<<<<

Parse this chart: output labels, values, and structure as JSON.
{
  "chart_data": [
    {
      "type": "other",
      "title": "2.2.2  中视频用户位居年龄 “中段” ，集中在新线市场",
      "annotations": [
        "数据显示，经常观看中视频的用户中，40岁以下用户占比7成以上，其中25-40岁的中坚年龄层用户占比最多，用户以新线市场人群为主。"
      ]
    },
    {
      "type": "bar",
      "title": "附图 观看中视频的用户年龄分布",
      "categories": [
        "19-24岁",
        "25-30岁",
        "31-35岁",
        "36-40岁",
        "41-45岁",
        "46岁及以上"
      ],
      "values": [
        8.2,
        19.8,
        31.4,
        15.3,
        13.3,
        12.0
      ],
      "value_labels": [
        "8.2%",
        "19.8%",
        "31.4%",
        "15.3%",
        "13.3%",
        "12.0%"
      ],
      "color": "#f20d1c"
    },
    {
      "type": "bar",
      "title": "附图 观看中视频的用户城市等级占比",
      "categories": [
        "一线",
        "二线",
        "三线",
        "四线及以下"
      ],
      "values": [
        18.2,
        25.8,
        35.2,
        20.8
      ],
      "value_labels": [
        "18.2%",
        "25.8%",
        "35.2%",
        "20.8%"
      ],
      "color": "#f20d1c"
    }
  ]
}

>>>>

* [Exercise] Transcribe the material exactly as it reads.

* [Completed task]
Parse this chart: output labels, values, and structure as JSON.
{
  "chart_data": [
    {
      "type": "other",
      "title": "2.2.2  中视频用户位居年龄 “中段” ，集中在新线市场",
      "annotations": [
        "数据显示，经常观看中视频的用户中，40岁以下用户占比7成以上，其中25-40岁的中坚年龄层用户占比最多，用户以新线市场人群为主。"
      ]
    },
    {
      "type": "bar",
      "title": "附图 观看中视频的用户年龄分布",
      "categories": [
        "19-24岁",
        "25-30岁",
        "31-35岁",
        "36-40岁",
        "41-45岁",
        "46岁及以上"
      ],
      "values": [
        8.2,
        19.8,
        31.4,
        15.3,
        13.3,
        12.0
      ],
      "value_labels": [
        "8.2%",
        "19.8%",
        "31.4%",
        "15.3%",
        "13.3%",
        "12.0%"
      ],
      "color": "#f20d1c"
    },
    {
      "type": "bar",
      "title": "附图 观看中视频的用户城市等级占比",
      "categories": [
        "一线",
        "二线",
        "三线",
        "四线及以下"
      ],
      "values": [
        18.2,
        25.8,
        35.2,
        20.8
      ],
      "value_labels": [
        "18.2%",
        "25.8%",
        "35.2%",
        "20.8%"
      ],
      "color": "#f20d1c"
    }
  ]
}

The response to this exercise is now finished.